WORK TO BE COMPLETED:
Return each of the items below verbatim, changing nothing in any line.

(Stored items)
>> BEGIN

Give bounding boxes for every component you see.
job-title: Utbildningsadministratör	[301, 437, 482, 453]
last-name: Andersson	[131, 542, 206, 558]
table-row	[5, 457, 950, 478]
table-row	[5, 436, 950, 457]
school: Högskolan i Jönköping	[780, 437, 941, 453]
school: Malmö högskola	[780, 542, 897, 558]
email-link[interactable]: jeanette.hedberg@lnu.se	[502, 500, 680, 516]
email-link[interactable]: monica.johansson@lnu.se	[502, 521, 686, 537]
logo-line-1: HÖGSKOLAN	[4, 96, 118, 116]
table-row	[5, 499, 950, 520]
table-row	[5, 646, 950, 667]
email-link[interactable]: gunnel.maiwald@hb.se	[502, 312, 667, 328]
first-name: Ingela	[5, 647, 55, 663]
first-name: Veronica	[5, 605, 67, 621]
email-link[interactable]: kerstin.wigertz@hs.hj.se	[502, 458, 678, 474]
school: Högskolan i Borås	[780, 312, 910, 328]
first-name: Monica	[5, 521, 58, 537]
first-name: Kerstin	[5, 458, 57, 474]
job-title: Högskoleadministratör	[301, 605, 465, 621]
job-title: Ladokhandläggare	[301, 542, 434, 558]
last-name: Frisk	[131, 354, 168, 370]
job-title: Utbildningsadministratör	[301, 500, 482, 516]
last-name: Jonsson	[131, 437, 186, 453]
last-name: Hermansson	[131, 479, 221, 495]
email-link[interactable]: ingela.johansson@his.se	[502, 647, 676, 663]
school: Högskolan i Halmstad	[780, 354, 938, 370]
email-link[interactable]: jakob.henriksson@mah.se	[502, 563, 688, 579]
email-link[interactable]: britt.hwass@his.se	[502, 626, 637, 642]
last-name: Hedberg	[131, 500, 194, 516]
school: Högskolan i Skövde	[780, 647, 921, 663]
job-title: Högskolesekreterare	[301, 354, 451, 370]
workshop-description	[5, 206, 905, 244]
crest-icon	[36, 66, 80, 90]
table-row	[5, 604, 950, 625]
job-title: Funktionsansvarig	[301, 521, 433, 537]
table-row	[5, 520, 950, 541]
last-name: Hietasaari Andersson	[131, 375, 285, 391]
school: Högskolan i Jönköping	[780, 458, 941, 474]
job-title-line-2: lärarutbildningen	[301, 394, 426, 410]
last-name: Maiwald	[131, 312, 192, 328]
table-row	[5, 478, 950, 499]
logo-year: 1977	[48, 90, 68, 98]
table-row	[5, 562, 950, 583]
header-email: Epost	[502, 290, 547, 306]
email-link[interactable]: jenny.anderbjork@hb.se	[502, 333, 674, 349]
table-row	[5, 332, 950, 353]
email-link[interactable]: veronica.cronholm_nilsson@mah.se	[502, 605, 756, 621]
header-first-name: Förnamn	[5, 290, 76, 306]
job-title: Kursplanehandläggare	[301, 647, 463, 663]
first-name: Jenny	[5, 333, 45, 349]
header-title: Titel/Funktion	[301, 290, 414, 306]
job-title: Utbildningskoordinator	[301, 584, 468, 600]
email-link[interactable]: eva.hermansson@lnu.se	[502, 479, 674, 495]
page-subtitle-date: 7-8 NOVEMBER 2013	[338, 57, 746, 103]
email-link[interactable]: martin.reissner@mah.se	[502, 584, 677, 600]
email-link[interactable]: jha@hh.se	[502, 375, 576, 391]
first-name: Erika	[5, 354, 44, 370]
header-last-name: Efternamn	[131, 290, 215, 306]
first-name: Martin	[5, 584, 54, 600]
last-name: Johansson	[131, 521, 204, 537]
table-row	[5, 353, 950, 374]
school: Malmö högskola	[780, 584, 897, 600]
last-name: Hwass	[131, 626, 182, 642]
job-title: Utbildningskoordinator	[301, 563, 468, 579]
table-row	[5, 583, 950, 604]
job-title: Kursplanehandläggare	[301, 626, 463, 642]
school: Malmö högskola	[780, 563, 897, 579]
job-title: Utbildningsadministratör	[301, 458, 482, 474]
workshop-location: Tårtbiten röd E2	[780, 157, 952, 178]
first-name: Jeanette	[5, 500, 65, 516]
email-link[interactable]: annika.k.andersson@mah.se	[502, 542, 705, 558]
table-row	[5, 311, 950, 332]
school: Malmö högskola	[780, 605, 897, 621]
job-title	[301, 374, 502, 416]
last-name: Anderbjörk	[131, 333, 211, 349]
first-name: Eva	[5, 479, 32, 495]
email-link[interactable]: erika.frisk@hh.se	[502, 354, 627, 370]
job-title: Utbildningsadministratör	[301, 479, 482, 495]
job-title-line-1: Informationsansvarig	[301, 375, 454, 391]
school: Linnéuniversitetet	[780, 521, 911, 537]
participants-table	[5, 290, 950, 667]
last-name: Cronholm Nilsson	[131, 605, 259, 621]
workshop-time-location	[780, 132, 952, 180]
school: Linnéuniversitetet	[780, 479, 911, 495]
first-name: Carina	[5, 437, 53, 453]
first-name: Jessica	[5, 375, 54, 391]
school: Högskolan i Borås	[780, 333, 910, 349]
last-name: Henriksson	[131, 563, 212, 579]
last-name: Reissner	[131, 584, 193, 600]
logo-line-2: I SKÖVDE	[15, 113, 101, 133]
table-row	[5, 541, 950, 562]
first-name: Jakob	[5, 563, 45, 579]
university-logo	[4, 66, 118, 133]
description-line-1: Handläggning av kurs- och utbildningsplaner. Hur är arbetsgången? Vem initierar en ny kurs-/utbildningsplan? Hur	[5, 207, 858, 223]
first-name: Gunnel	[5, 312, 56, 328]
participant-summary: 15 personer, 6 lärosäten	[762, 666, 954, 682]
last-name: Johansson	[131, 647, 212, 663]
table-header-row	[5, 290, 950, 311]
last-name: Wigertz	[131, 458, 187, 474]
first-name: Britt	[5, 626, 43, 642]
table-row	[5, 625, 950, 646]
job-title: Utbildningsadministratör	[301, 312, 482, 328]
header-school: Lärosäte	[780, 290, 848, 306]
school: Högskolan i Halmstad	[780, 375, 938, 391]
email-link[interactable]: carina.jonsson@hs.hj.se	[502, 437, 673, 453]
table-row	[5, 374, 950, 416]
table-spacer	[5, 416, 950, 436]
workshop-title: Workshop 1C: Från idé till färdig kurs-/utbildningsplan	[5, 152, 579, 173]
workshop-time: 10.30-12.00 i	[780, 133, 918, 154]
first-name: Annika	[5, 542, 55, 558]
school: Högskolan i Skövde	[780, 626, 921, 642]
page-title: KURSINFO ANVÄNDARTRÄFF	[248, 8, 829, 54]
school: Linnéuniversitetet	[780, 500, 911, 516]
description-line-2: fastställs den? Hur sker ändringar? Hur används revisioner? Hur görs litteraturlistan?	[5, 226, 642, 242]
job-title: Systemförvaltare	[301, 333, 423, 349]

>> END

ANSWER TO THIS TASK:
Give bounding boxes for every component you see.
job-title: Utbildningsadministratör	[301, 437, 482, 453]
last-name: Andersson	[131, 542, 206, 558]
table-row	[5, 457, 950, 478]
table-row	[5, 436, 950, 457]
school: Högskolan i Jönköping	[780, 437, 941, 453]
school: Malmö högskola	[780, 542, 897, 558]
email-link[interactable]: jeanette.hedberg@lnu.se	[502, 500, 680, 516]
email-link[interactable]: monica.johansson@lnu.se	[502, 521, 686, 537]
logo-line-1: HÖGSKOLAN	[4, 96, 118, 116]
table-row	[5, 499, 950, 520]
table-row	[5, 646, 950, 667]
email-link[interactable]: gunnel.maiwald@hb.se	[502, 312, 667, 328]
first-name: Ingela	[5, 647, 55, 663]
first-name: Veronica	[5, 605, 67, 621]
email-link[interactable]: kerstin.wigertz@hs.hj.se	[502, 458, 678, 474]
school: Högskolan i Borås	[780, 312, 910, 328]
first-name: Monica	[5, 521, 58, 537]
first-name: Kerstin	[5, 458, 57, 474]
job-title: Högskoleadministratör	[301, 605, 465, 621]
job-title: Ladokhandläggare	[301, 542, 434, 558]
last-name: Frisk	[131, 354, 168, 370]
job-title: Utbildningsadministratör	[301, 500, 482, 516]
last-name: Jonsson	[131, 437, 186, 453]
last-name: Hermansson	[131, 479, 221, 495]
email-link[interactable]: ingela.johansson@his.se	[502, 647, 676, 663]
school: Högskolan i Halmstad	[780, 354, 938, 370]
email-link[interactable]: jakob.henriksson@mah.se	[502, 563, 688, 579]
email-link[interactable]: britt.hwass@his.se	[502, 626, 637, 642]
last-name: Hedberg	[131, 500, 194, 516]
school: Högskolan i Skövde	[780, 647, 921, 663]
job-title: Högskolesekreterare	[301, 354, 451, 370]
workshop-description	[5, 206, 905, 244]
crest-icon	[36, 66, 80, 90]
table-row	[5, 604, 950, 625]
job-title: Funktionsansvarig	[301, 521, 433, 537]
table-row	[5, 520, 950, 541]
last-name: Hietasaari Andersson	[131, 375, 285, 391]
school: Högskolan i Jönköping	[780, 458, 941, 474]
job-title-line-2: lärarutbildningen	[301, 394, 426, 410]
last-name: Maiwald	[131, 312, 192, 328]
table-row	[5, 478, 950, 499]
logo-year: 1977	[48, 90, 68, 98]
table-row	[5, 562, 950, 583]
header-email: Epost	[502, 290, 547, 306]
email-link[interactable]: jenny.anderbjork@hb.se	[502, 333, 674, 349]
table-row	[5, 332, 950, 353]
email-link[interactable]: veronica.cronholm_nilsson@mah.se	[502, 605, 756, 621]
header-first-name: Förnamn	[5, 290, 76, 306]
job-title: Kursplanehandläggare	[301, 647, 463, 663]
first-name: Jenny	[5, 333, 45, 349]
header-title: Titel/Funktion	[301, 290, 414, 306]
job-title: Utbildningskoordinator	[301, 584, 468, 600]
email-link[interactable]: eva.hermansson@lnu.se	[502, 479, 674, 495]
page-subtitle-date: 7-8 NOVEMBER 2013	[338, 57, 746, 103]
email-link[interactable]: martin.reissner@mah.se	[502, 584, 677, 600]
email-link[interactable]: jha@hh.se	[502, 375, 576, 391]
first-name: Erika	[5, 354, 44, 370]
header-last-name: Efternamn	[131, 290, 215, 306]
first-name: Martin	[5, 584, 54, 600]
last-name: Johansson	[131, 521, 204, 537]
table-row	[5, 353, 950, 374]
school: Malmö högskola	[780, 584, 897, 600]
last-name: Hwass	[131, 626, 182, 642]
job-title: Utbildningskoordinator	[301, 563, 468, 579]
table-row	[5, 583, 950, 604]
job-title: Kursplanehandläggare	[301, 626, 463, 642]
school: Malmö högskola	[780, 563, 897, 579]
job-title: Utbildningsadministratör	[301, 458, 482, 474]
workshop-location: Tårtbiten röd E2	[780, 157, 952, 178]
first-name: Jeanette	[5, 500, 65, 516]
email-link[interactable]: annika.k.andersson@mah.se	[502, 542, 705, 558]
table-row	[5, 311, 950, 332]
school: Malmö högskola	[780, 605, 897, 621]
job-title	[301, 374, 502, 416]
last-name: Anderbjörk	[131, 333, 211, 349]
first-name: Eva	[5, 479, 32, 495]
email-link[interactable]: erika.frisk@hh.se	[502, 354, 627, 370]
job-title: Utbildningsadministratör	[301, 479, 482, 495]
job-title-line-1: Informationsansvarig	[301, 375, 454, 391]
school: Linnéuniversitetet	[780, 521, 911, 537]
participants-table	[5, 290, 950, 667]
last-name: Cronholm Nilsson	[131, 605, 259, 621]
workshop-time-location	[780, 132, 952, 180]
school: Linnéuniversitetet	[780, 479, 911, 495]
first-name: Carina	[5, 437, 53, 453]
first-name: Jessica	[5, 375, 54, 391]
school: Högskolan i Borås	[780, 333, 910, 349]
last-name: Henriksson	[131, 563, 212, 579]
last-name: Reissner	[131, 584, 193, 600]
logo-line-2: I SKÖVDE	[15, 113, 101, 133]
table-row	[5, 541, 950, 562]
first-name: Jakob	[5, 563, 45, 579]
university-logo	[4, 66, 118, 133]
description-line-1: Handläggning av kurs- och utbildningsplaner. Hur är arbetsgången? Vem initierar en ny kurs-/utbildningsplan? Hur	[5, 207, 858, 223]
first-name: Gunnel	[5, 312, 56, 328]
participant-summary: 15 personer, 6 lärosäten	[762, 666, 954, 682]
last-name: Johansson	[131, 647, 212, 663]
table-header-row	[5, 290, 950, 311]
last-name: Wigertz	[131, 458, 187, 474]
first-name: Britt	[5, 626, 43, 642]
table-row	[5, 625, 950, 646]
job-title: Utbildningsadministratör	[301, 312, 482, 328]
header-school: Lärosäte	[780, 290, 848, 306]
school: Högskolan i Halmstad	[780, 375, 938, 391]
email-link[interactable]: carina.jonsson@hs.hj.se	[502, 437, 673, 453]
table-row	[5, 374, 950, 416]
table-spacer	[5, 416, 950, 436]
workshop-title: Workshop 1C: Från idé till färdig kurs-/utbildningsplan	[5, 152, 579, 173]
workshop-time: 10.30-12.00 i	[780, 133, 918, 154]
first-name: Annika	[5, 542, 55, 558]
school: Högskolan i Skövde	[780, 626, 921, 642]
page-title: KURSINFO ANVÄNDARTRÄFF	[248, 8, 829, 54]
school: Linnéuniversitetet	[780, 500, 911, 516]
description-line-2: fastställs den? Hur sker ändringar? Hur används revisioner? Hur görs litteraturlistan?	[5, 226, 642, 242]
job-title: Systemförvaltare	[301, 333, 423, 349]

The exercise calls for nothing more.